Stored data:
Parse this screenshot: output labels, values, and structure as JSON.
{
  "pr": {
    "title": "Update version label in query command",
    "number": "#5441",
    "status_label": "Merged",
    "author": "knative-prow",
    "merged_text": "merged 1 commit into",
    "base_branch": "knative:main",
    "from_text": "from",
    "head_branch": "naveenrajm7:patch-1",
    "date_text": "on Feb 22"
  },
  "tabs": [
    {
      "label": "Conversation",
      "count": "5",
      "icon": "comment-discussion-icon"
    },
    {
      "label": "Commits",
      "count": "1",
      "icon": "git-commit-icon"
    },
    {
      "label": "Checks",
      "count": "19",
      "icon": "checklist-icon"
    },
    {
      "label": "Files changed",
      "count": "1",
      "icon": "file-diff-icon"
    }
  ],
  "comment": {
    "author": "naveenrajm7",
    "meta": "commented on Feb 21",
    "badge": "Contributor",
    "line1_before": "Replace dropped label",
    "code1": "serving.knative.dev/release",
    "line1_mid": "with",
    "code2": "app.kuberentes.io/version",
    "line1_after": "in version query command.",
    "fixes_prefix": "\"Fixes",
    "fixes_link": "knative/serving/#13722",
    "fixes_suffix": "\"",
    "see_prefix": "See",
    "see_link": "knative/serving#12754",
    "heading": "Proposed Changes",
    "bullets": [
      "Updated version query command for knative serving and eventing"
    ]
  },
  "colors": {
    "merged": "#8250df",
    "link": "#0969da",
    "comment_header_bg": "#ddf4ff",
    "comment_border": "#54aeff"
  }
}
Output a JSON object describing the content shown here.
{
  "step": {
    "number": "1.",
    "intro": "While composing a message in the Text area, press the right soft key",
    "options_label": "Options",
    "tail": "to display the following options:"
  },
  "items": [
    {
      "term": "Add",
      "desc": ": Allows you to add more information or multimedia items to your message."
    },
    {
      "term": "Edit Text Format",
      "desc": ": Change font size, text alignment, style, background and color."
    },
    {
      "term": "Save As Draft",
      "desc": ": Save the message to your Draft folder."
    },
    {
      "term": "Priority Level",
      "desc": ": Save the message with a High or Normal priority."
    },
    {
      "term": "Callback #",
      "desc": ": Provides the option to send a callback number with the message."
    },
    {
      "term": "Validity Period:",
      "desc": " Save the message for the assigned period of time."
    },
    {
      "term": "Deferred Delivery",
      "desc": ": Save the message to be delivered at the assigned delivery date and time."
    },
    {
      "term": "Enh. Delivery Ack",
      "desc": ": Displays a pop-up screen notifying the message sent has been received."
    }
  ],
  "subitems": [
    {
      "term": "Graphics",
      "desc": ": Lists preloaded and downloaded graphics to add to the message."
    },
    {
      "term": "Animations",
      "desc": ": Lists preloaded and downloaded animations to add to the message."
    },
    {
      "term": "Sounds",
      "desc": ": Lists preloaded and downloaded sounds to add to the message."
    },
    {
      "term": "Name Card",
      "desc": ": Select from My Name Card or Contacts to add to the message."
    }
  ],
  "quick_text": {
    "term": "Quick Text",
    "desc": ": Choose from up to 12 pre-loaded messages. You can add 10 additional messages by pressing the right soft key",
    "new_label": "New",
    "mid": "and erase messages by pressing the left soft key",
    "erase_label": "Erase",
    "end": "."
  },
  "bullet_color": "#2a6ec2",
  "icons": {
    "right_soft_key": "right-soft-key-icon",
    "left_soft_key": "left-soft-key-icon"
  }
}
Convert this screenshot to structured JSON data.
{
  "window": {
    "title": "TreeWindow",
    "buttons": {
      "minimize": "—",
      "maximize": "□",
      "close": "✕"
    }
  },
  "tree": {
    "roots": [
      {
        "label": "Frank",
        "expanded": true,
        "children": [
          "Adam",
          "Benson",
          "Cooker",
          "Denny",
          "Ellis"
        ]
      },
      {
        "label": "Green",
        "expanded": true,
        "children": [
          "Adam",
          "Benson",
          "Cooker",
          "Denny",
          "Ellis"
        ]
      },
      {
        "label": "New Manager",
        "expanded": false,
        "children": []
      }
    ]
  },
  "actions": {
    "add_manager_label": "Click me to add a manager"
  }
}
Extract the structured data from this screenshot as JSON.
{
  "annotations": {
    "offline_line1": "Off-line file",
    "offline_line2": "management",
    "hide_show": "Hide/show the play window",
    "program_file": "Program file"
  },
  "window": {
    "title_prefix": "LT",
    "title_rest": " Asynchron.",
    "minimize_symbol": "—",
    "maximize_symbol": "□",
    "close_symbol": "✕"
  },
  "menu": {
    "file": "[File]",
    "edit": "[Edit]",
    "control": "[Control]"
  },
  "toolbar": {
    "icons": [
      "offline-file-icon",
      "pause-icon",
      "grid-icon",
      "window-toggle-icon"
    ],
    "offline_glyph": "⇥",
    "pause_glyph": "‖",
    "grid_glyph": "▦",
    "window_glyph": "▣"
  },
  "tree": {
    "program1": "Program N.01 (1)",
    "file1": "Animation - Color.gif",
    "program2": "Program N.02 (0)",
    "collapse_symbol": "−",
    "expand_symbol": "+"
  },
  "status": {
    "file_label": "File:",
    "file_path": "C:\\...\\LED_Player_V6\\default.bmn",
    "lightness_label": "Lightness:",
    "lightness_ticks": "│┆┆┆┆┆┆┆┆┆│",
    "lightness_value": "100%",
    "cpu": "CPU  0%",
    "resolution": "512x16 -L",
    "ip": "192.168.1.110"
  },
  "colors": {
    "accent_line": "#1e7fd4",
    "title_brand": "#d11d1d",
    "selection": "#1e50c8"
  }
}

■ Task to complete
Say how many lines contain the string "right", giving nothing but the count.

■ Reply to the exercise
3